#### [Actions to take]
A) Name every person mentioned in the article on Spain's furlough scheme.
B) Rewrite the part of the article on Spain's furlough scheme that opens with "Yet budget limitations" and closes with "and the self-employed.", swapping "scheme" for "program".
C) Decide whether each statement agrees with the article on Spain's furlough scheme, answering yes or no and quoting the words that settle it: (i) Spain spent €8.1bn on ERTE between April and June. (ii) The Gremi de Restauració survey found that 60 per cent of its members were considering closing. (iii) The government has announced the details of extending the furlough scheme to the end of the year.

─── Passage to read

Companies have again shut down, put their workers back on furlough and watched their income shrivel as their debts piled up. The tourism industry is particularly badly affected.
“A lot of these firms will face a crunch point,” said Jessica Hinds, Europe economist at Capital Economics in London. “The government is asking them to pay a larger share [of the furlough cost] but demand isn’t coming back as it was hoping when it set these parameters.”
Yet budget limitations and political infighting could impede the government’s ability to continue the scheme as long and as generously as needed — and recast it to better prepare Spanish firms for a recovery.
Spain spent €8.1bn on ERTE between April and June and risks fuelling its already-high public debt, which has reached around 100 per cent of GDP. On Monday the economy ministry announced that Spain had requested more than €20bn from the European Commission’s SURE funds to finance the scheme as well as aid to businesses and the self-employed.
Spanish labour minister Yolanda Díaz has signalled that the furlough scheme will be extended to the end of the year, though the government has not yet announced details.
“Spain’s government is fiscally constrained and a lack of political cohesion makes it harder to agree decisive action on this, which makes it more likely to see a surge in unemployment and firm closings than other countries,” Ms Hinds said.
Economists argue the rules need remodelling to target support to sectors with long-term potential without propping up financially unviable concerns.
Marcel Jansen, an economics professor at Madrid’s Autónoma University, said that Spain should use the scheme to modernise the labour market, which is dependent on low-skilled, temporary jobs.
“It’s a very good idea to continue the ERTEs, but after that we need a plan,” he said. “It cannot just be keeping employment relationships alive without any further effort to improve skills of workers or to ensure that when we take back the financial help those jobs are viable.”
For heavy users of the furlough scheme, the situation is dire. A recent survey by Barcelona’s restaurant union, the Gremi de Restauració, found that 38 per cent of its members were considering closing, and of the rest, almost 60 per cent said they would need to lay off workers.
Roger Pallarols, managing director of the Gremi de Restauració, said the rules meant to encourage firms to bring back and keep workers, along with the September end date, had made furlough too costly and unpredictable.
“With the outbreaks and the slowdown, these mechanisms that try to motivate the return of workers have stopped making sense,” he said. “Sadly we are not in a continual process of recuperation but one interrupted by health-related potholes. It’s better for a business with eight people to employ four than to go bankrupt and fire all of them.”
For now, those in Barcelona’s restaurant industry are just hoping the money keeps coming until the next tourist season begins in the spring.
“I just hope the ERTEs don’t stop in September. I really don’t know what will happen in this city if they do,” said Ms Preston. “I think there will be a financial tsunami.”

──────
─── Raw data

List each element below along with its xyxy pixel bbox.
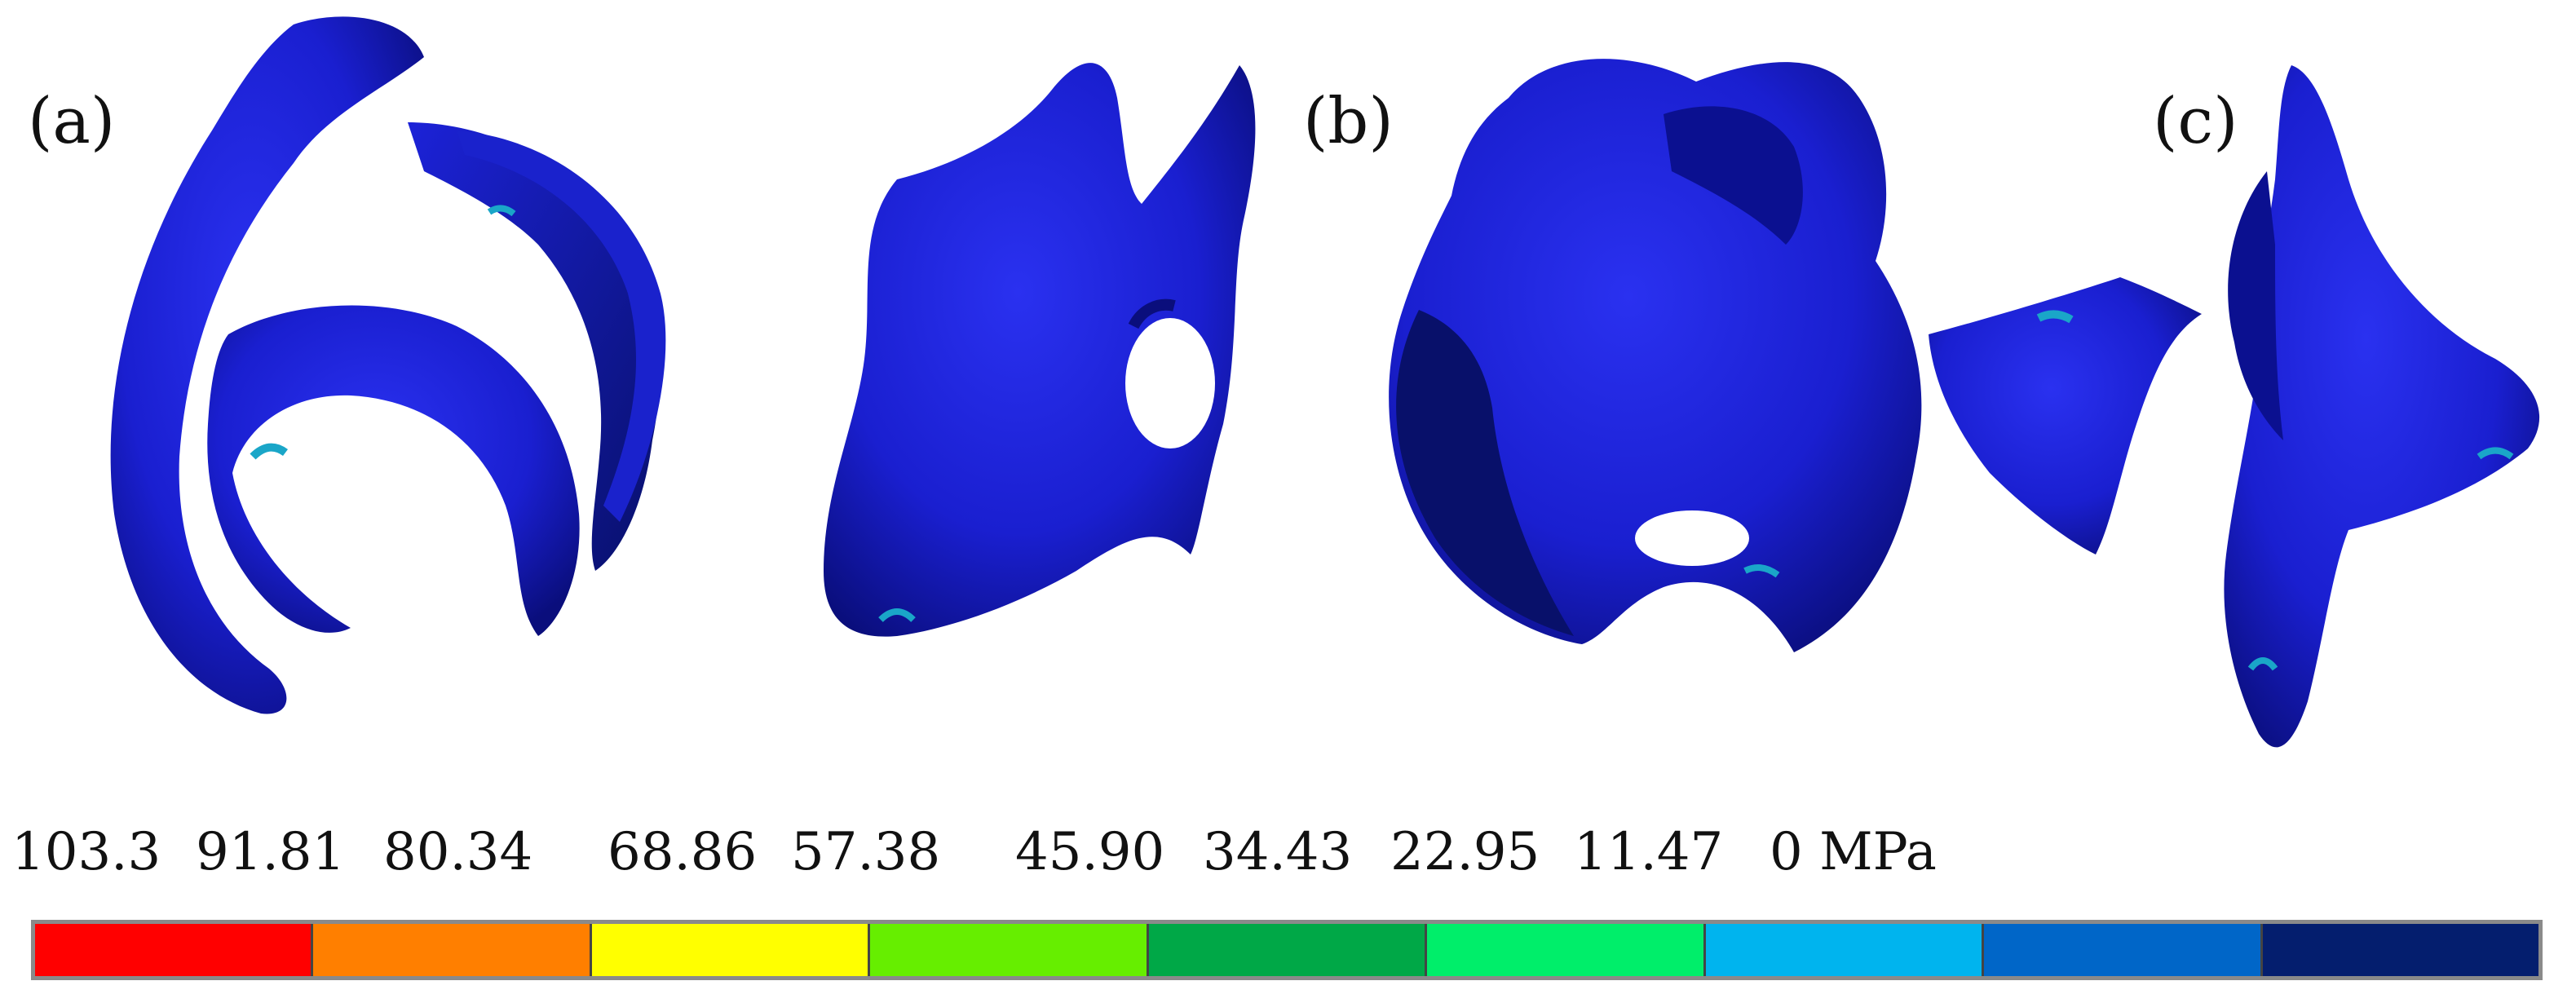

──────

#### [Problem solutions]
A) Jessica Hinds, Yolanda Díaz, Marcel Jansen, Roger Pallarols, Ms Preston

B)
Yet budget limitations and political infighting could impede the government’s ability to continue the program as long and as generously as needed — and recast it to better prepare Spanish firms for a recovery.
Spain spent €8.1bn on ERTE between April and June and risks fuelling its already-high public debt, which has reached around 100 per cent of GDP. On Monday the economy ministry announced that Spain had requested more than €20bn from the European Commission’s SURE funds to finance the program as well as aid to businesses and the self-employed.

C)
(i) Yes: "Spain spent €8.1bn on ERTE between April and June"
(ii) No: "found that 38 per cent of its members were considering closing"
(iii) No: "though the government has not yet announced details"